▶ TASK BRIEF
Pick out every line holding the string "normal" and copy it.

/---

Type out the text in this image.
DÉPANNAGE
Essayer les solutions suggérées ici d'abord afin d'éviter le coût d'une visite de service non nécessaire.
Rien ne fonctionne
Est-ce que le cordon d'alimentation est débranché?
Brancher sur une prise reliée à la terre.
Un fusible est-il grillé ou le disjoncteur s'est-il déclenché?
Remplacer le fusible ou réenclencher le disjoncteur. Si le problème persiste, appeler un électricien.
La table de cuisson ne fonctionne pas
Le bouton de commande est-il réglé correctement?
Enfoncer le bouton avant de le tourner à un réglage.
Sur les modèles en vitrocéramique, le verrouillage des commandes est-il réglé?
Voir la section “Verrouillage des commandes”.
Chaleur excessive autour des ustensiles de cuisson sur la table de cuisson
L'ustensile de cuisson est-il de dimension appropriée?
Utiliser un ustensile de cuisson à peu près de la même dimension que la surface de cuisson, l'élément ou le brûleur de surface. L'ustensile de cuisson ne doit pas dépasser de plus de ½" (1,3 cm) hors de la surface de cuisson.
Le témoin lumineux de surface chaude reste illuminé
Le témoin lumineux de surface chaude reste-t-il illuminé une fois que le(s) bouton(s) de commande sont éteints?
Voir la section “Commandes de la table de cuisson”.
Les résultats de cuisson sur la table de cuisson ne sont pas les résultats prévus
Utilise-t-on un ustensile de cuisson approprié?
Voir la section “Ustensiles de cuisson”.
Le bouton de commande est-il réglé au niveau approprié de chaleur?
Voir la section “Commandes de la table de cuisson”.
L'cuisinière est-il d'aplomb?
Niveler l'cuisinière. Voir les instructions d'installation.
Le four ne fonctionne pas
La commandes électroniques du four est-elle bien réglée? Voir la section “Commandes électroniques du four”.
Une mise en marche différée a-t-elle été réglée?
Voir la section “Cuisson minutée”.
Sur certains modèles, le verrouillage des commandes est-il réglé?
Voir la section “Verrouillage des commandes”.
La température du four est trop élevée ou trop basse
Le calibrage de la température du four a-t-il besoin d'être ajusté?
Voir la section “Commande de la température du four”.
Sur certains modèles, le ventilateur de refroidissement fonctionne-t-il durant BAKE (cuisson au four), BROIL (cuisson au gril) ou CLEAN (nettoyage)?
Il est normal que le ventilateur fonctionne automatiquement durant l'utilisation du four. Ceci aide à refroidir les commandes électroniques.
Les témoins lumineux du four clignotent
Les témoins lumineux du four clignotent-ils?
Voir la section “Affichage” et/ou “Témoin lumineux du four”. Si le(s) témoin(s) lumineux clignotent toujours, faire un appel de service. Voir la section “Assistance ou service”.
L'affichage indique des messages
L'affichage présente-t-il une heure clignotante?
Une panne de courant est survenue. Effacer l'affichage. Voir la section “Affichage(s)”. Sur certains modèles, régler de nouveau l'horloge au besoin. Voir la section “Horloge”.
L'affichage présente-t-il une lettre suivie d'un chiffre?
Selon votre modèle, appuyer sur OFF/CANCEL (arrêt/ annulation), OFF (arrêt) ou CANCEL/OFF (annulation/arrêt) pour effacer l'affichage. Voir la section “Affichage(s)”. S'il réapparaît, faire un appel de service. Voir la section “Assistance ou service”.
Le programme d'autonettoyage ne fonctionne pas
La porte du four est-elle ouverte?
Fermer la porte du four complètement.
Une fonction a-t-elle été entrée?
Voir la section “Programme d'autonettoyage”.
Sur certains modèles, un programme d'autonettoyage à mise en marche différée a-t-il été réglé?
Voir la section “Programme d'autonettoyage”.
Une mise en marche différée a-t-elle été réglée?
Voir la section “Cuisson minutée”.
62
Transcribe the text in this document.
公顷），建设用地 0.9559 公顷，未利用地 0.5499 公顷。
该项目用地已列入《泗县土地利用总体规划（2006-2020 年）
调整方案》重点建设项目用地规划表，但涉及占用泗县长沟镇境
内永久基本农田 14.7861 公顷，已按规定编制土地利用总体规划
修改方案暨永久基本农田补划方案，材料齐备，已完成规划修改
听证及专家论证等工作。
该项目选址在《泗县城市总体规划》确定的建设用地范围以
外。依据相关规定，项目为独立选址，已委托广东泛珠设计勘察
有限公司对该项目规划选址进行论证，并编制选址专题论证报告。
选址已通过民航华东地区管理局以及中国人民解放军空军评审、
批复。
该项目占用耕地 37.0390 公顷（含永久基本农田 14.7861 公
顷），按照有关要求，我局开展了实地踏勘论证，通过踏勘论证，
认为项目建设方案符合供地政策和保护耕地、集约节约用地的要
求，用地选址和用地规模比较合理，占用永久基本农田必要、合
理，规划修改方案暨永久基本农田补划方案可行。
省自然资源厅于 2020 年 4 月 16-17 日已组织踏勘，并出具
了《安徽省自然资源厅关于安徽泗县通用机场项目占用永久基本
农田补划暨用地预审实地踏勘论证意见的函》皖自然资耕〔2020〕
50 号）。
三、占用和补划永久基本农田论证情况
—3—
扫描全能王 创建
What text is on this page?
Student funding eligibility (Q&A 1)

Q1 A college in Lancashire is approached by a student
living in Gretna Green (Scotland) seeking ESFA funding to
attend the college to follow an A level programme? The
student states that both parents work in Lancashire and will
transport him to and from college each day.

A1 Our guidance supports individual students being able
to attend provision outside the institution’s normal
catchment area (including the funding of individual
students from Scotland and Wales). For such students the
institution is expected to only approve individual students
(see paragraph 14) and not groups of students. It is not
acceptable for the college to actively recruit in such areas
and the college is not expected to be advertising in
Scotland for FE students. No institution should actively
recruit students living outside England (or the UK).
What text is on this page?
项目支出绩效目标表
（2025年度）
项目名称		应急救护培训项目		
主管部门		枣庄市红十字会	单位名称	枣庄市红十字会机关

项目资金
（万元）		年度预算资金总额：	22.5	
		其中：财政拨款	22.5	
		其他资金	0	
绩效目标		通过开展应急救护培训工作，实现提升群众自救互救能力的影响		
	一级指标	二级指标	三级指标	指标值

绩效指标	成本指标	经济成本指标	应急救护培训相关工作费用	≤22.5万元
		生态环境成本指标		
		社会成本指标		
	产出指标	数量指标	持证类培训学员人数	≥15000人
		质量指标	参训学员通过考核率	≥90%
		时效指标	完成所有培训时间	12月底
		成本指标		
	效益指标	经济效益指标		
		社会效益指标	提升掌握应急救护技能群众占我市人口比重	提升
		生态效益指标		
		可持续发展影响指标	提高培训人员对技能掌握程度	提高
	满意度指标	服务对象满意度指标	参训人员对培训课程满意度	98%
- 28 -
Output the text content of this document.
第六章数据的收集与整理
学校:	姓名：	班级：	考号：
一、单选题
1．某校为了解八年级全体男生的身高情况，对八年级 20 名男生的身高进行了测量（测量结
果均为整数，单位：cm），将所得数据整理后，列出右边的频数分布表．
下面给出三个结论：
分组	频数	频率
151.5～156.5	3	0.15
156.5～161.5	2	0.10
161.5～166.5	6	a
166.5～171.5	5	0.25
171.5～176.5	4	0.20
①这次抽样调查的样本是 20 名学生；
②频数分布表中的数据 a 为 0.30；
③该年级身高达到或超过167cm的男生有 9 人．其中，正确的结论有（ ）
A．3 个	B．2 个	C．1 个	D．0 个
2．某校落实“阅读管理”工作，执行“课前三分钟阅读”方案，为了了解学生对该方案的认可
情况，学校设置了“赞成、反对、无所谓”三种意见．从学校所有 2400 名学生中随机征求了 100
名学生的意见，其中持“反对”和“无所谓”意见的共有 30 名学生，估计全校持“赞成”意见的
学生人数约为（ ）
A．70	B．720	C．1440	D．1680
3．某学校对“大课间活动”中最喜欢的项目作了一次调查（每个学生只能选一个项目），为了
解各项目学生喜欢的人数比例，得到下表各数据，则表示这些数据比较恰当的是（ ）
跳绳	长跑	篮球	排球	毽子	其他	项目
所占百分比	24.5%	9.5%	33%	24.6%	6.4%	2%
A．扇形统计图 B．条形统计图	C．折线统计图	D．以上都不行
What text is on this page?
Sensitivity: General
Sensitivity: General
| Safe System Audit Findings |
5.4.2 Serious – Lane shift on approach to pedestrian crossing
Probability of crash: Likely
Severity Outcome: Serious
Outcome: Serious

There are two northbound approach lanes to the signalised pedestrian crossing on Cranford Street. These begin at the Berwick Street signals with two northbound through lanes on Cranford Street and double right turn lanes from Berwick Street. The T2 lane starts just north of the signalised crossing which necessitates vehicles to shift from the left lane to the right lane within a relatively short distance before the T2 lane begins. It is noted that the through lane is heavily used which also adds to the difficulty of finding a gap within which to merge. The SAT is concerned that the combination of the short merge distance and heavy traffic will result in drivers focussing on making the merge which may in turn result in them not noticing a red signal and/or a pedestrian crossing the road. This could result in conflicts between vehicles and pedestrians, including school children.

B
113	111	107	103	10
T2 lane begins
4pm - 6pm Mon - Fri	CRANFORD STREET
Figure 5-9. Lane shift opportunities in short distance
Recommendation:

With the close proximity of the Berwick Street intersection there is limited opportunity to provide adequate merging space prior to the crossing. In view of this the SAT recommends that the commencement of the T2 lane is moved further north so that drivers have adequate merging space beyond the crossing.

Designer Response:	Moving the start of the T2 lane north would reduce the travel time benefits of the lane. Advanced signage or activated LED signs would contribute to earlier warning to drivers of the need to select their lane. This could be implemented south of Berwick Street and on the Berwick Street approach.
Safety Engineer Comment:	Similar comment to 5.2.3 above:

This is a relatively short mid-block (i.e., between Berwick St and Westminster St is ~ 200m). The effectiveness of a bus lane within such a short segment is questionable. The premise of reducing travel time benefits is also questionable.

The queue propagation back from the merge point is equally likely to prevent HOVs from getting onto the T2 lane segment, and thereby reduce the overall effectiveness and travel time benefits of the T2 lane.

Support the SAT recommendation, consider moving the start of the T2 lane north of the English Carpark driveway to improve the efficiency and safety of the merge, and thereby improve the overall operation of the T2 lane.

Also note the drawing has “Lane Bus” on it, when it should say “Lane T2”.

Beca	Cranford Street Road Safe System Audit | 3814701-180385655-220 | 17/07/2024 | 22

\---

▶ ANSWER TO THIS EXERCISE
Il est normal que le ventilateur fonctionne automatiquement durant l'utilisation du four. Ceci aide à refroidir les commandes électroniques.
to attend provision outside the institution’s normal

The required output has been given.